* **Given instruction A**: Retype the part of the forum thread on green threading that starts at "I'm a big fan" and ends at "set of handlers.".

* **Excerpt**:

** begin **

Sadly that token ownership negotiation requires some kind of interruption in the currently-occupied worker thread: if that thread could be interrupted to do other things, this serializing token negotiation might be an acceptable argument (ending with a) no, i'm busy using that set, b) sorry, i had the data and was free, so i completed it, or c) here's the data, i'm busy and not using it). But it does still require thread-interruption. If the worker thread can yield frequently and resume, finding the answer might be a small enough invisible enough calculation to help plaster over there being interruptions altogether; that's essentially the hope. The result would be the mating of green threading to with location aware latency aware multi-processing.

willvarfar · on Feb 6, 2012

Tokens are very interesting.

A key thing I've learned on my travels is how critical shared state is to performance.

At its crudest, lots of web frameworks read a request, wait to receive it all, dispatch it to a handler, gather all the output from the handler, buffered, and then write it.

This is great from the code organization perspective.

Hellepoll is so very much faster because it streams the requests.

Without a green threading approach, this necessarily makes the code slightly uglier, and much more for the coder to juggle.

Of course there are at least three layers in an event loop framework:

* the programmer making the event loop itself who has to juggle everything;

* the prorgammer making the various protocol handlers who has to understand everything too but fits the framework conventions rather than creates them;

* finally the programmer who is using the framework who gets to use the utility and decoration and wrappings made by the protocol programmer and who hopefully doesn't have to understand in anything but the broadest terms the way the framework ticks.

I'm a big fan of Clojure and STM, but that's correctness over performance. I would hope whoever makes some other platform puts as much effort into hiding and protecting the inner shared state that is so critical to performance.

marshray · on Feb 6, 2012

Do you have a link describing the "serializing tokens" concept?

I'm looking for other uses of this boost::asio concept of a 'strand'. http://www.boost.org/doc/libs/1_49_0_beta1/doc/html/boost_as... Specifically: a serialization constraint wrapping an arbitrary set of handlers.

superrad · on Feb 6, 2012

Doesn't erlang effectively do this, allowing its processes to only execute a certain amount of vm instructions before allowing a switch to another process?

willvarfar · on Feb 6, 2012

Yes, it is one of the neat languages with the green threads that I alluded to towards the end of the article.

Your description also fits CPython, though ;)

** end **

* **Stored records**:

** begin **

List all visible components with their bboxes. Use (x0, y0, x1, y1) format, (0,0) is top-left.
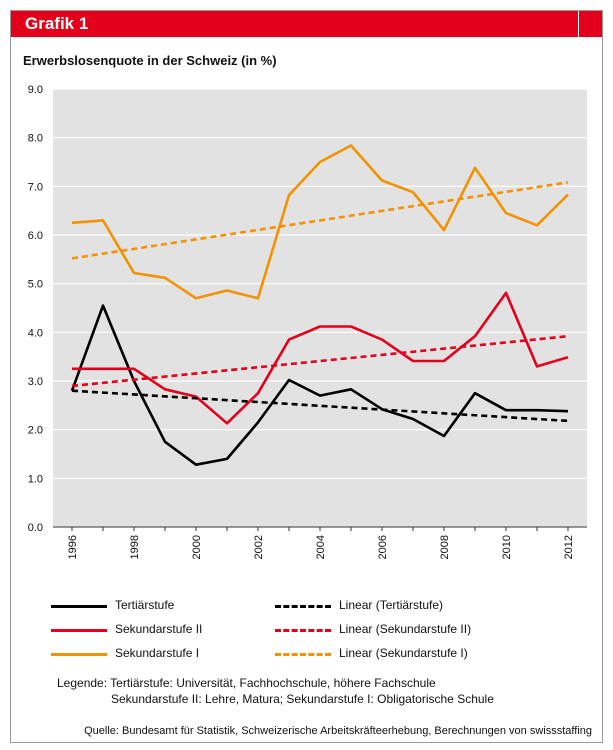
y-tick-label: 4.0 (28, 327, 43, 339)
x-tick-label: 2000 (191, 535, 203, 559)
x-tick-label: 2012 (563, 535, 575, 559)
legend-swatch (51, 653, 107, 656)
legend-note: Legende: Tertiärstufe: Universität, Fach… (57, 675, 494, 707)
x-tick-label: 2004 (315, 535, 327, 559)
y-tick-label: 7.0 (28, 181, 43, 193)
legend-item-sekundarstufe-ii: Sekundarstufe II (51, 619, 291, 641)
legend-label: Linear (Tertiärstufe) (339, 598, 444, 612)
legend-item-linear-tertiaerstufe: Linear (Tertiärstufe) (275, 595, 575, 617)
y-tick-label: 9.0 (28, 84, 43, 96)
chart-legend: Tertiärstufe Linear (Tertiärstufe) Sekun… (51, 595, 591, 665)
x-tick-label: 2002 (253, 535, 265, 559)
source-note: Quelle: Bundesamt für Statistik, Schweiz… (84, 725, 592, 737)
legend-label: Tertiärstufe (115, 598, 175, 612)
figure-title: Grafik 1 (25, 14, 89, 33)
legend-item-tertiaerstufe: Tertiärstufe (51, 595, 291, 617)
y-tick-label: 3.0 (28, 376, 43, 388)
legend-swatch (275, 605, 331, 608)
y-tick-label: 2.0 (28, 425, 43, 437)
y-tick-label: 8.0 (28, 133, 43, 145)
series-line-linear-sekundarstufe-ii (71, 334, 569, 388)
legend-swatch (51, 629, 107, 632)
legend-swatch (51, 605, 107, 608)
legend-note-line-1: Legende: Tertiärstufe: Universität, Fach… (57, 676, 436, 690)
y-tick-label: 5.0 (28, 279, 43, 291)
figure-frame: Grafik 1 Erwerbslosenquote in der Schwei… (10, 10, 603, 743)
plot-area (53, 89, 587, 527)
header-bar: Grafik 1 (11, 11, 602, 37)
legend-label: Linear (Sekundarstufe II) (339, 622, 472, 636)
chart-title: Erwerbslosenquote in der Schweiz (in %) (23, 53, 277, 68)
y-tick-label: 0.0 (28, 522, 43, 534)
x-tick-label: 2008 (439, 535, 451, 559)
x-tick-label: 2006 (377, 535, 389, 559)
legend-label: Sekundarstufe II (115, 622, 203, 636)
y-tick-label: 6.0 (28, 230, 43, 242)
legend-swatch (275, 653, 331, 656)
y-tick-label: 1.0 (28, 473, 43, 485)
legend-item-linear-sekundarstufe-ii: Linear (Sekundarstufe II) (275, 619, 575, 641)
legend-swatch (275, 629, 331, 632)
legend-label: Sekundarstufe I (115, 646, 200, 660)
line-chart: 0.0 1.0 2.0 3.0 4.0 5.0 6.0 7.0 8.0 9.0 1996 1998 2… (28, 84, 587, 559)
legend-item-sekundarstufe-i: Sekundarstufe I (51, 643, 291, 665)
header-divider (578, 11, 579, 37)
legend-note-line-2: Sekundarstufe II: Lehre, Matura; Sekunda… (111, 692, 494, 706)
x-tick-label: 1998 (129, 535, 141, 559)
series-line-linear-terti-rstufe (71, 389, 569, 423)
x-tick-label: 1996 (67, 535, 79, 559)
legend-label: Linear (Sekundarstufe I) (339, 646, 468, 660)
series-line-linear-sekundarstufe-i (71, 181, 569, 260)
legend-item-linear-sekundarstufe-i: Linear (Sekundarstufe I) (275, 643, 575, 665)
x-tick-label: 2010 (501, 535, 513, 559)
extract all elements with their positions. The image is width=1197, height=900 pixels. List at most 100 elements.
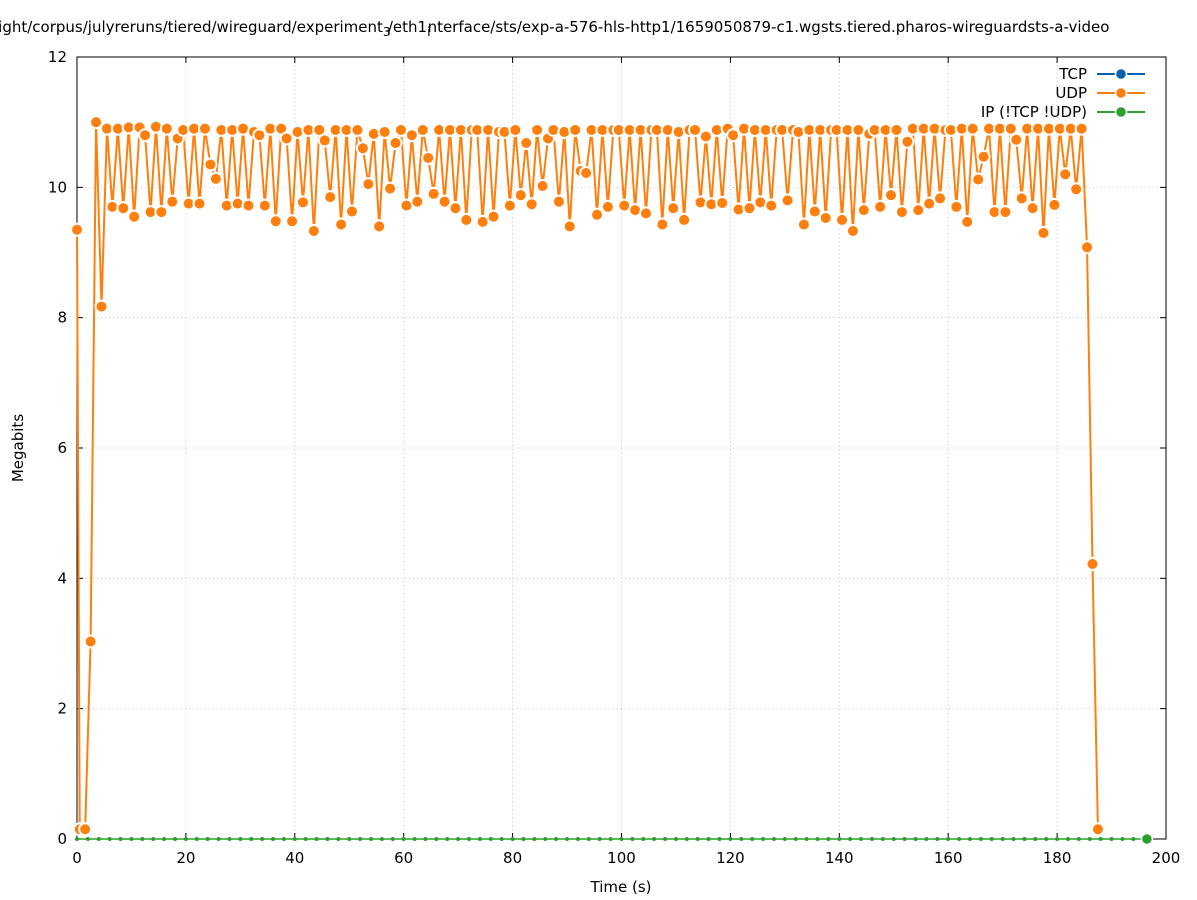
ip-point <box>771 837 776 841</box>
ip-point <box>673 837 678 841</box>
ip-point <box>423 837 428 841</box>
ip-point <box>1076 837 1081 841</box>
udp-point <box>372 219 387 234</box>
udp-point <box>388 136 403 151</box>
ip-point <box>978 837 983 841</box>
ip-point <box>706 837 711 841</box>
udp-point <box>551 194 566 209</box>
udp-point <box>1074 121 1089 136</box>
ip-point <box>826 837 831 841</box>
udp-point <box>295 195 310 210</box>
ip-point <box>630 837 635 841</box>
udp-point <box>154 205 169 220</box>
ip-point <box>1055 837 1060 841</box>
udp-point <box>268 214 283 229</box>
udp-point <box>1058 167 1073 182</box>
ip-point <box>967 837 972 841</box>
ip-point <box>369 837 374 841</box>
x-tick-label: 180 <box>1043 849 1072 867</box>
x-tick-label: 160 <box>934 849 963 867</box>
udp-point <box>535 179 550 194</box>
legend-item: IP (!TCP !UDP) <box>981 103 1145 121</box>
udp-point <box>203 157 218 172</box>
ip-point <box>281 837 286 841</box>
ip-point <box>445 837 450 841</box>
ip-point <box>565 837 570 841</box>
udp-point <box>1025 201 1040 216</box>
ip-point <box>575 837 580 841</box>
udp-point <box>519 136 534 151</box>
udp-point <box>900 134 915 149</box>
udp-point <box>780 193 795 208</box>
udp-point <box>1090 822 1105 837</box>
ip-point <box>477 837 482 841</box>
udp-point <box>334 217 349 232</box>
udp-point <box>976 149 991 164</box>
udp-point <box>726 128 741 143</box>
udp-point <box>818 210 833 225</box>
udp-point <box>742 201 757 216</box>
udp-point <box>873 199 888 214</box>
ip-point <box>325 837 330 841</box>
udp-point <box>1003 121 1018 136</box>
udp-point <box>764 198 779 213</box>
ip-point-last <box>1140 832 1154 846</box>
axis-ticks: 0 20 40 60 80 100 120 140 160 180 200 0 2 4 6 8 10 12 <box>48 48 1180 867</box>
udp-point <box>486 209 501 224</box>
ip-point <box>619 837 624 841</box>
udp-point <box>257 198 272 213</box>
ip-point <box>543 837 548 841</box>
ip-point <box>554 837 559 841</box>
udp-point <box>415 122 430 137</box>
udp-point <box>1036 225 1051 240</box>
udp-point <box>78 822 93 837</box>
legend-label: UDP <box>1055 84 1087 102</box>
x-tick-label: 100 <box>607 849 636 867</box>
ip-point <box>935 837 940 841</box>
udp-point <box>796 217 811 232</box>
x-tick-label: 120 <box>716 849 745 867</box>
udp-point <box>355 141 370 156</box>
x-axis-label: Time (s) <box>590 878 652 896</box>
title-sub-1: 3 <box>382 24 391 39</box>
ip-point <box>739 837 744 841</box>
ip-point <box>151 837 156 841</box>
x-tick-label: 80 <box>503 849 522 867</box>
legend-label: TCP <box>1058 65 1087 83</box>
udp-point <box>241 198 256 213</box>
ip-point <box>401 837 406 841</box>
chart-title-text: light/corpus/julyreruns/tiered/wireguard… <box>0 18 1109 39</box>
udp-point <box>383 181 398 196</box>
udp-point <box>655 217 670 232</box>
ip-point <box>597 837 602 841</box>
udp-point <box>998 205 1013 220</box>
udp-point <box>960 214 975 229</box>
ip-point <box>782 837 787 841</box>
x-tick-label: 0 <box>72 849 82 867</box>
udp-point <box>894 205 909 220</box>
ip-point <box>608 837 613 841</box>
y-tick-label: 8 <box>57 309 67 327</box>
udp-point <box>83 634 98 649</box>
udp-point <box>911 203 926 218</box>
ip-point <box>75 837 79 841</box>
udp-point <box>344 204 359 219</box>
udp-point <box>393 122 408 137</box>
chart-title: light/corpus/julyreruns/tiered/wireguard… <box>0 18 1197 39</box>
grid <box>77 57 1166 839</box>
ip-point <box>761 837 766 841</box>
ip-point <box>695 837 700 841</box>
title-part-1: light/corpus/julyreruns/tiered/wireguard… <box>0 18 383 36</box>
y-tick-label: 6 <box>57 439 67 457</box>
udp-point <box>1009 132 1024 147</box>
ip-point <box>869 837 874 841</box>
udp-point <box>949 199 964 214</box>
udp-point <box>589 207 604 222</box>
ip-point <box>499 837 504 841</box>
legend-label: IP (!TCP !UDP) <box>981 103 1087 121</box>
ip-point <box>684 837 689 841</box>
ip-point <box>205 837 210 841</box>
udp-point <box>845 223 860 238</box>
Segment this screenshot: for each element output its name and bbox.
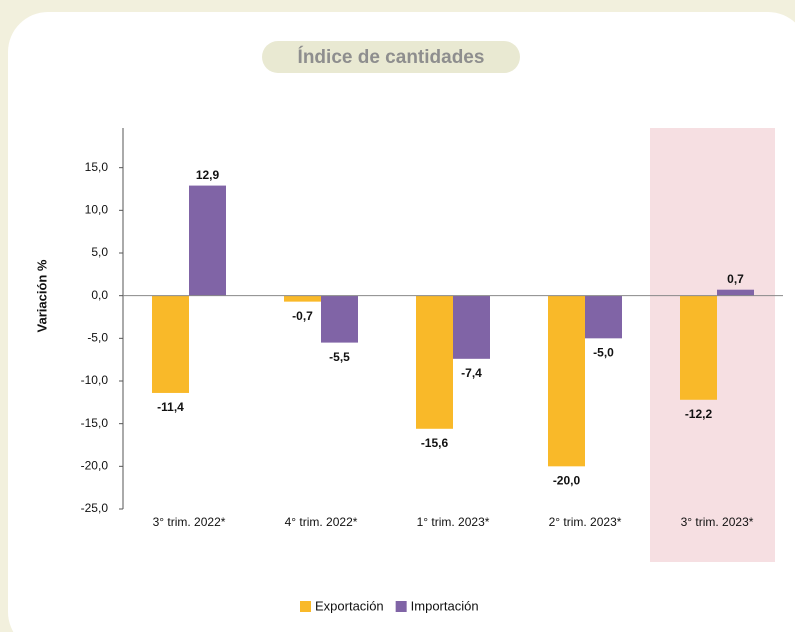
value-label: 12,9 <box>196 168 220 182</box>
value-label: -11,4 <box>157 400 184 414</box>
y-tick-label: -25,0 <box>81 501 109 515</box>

** end **

* **Given instruction B**: Show every line of the records that contains the string "axis", matching case exactly.

* **Written reply A**:
I'm a big fan of Clojure and STM, but that's correctness over performance. I would hope whoever makes some other platform puts as much effort into hiding and protecting the inner shared state that is so critical to performance.

marshray · on Feb 6, 2012

Do you have a link describing the "serializing tokens" concept?

I'm looking for other uses of this boost::asio concept of a 'strand'. http://www.boost.org/doc/libs/1_49_0_beta1/doc/html/boost_as... Specifically: a serialization constraint wrapping an arbitrary set of handlers.

* **Written reply B**:
axis-ticks: 0 20 40 60 80 100 120 140 160 180 200 0 2 4 6 8 10 12 <box>48 48 1180 867</box>
x-axis-label: Time (s) <box>590 878 652 896</box>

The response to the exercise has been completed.